[Data records]
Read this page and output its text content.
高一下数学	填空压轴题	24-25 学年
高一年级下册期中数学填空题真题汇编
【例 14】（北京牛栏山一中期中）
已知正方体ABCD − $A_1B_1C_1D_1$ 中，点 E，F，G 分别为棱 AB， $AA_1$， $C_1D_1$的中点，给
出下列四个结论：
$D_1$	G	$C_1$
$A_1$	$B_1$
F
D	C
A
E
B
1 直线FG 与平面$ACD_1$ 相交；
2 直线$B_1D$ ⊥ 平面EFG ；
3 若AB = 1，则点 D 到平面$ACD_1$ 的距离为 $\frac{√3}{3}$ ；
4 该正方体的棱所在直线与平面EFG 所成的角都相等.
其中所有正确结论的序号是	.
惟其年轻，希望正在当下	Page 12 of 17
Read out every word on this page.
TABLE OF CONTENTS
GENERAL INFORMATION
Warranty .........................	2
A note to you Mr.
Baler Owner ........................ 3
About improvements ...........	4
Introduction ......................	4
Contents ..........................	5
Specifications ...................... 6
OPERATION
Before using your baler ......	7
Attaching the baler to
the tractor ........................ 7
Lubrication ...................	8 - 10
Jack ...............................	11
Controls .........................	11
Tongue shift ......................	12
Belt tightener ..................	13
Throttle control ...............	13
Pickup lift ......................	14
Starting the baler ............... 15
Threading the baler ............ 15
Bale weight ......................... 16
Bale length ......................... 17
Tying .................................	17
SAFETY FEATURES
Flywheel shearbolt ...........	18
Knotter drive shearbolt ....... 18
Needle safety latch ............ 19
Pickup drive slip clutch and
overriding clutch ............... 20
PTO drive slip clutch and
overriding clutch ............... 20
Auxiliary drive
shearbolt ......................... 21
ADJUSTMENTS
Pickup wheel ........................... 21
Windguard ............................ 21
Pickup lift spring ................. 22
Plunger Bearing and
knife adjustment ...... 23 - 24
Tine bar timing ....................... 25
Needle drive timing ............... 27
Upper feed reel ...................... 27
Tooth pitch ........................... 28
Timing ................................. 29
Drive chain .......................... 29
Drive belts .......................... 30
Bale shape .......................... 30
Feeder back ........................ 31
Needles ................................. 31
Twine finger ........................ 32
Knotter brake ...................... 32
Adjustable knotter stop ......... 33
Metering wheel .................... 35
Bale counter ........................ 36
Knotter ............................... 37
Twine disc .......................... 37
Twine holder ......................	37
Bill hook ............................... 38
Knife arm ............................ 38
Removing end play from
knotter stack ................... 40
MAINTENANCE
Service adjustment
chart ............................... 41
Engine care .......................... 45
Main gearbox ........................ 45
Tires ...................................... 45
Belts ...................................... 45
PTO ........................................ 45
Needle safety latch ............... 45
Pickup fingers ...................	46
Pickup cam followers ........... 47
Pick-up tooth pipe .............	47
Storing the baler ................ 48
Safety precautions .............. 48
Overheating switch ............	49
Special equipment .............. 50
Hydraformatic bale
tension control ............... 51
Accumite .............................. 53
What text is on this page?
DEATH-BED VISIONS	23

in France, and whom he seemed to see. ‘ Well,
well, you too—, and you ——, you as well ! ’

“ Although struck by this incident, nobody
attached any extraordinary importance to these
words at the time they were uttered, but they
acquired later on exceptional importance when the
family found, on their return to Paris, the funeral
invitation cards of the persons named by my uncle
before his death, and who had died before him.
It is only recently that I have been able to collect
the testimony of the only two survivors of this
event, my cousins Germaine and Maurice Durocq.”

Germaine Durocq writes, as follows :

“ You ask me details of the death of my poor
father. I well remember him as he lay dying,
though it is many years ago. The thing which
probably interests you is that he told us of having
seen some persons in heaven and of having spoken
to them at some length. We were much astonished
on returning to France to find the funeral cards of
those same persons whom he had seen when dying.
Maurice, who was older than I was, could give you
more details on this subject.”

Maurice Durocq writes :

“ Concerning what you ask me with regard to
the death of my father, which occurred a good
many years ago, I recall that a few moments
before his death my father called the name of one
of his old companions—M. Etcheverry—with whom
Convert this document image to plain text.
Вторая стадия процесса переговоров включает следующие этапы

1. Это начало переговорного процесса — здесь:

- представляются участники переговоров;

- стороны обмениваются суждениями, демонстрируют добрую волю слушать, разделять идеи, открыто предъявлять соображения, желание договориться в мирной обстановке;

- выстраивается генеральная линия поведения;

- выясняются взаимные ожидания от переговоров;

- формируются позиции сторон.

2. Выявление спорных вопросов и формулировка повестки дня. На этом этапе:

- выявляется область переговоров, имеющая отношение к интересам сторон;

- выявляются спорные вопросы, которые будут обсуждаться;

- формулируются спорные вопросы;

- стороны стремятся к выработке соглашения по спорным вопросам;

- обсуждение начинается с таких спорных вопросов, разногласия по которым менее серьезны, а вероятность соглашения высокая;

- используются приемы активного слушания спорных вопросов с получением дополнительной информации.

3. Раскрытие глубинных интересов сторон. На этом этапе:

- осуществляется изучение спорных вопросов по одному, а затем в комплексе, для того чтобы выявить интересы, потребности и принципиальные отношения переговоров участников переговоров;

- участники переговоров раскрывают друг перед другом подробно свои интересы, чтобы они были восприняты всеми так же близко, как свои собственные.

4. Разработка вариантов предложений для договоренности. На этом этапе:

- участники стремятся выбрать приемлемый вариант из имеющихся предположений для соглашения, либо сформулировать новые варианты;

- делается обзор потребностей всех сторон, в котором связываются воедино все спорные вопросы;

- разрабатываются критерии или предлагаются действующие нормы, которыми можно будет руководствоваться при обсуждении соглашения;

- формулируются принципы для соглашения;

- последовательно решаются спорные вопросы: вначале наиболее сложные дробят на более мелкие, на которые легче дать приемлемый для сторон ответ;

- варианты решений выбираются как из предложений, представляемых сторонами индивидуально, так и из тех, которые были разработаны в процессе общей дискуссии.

• [Exercise brief]
Select every line in the records above that contains the word "with".

• [Output for this exercise]
“ Concerning what you ask me with regard to
of his old companions—M. Etcheverry—with whom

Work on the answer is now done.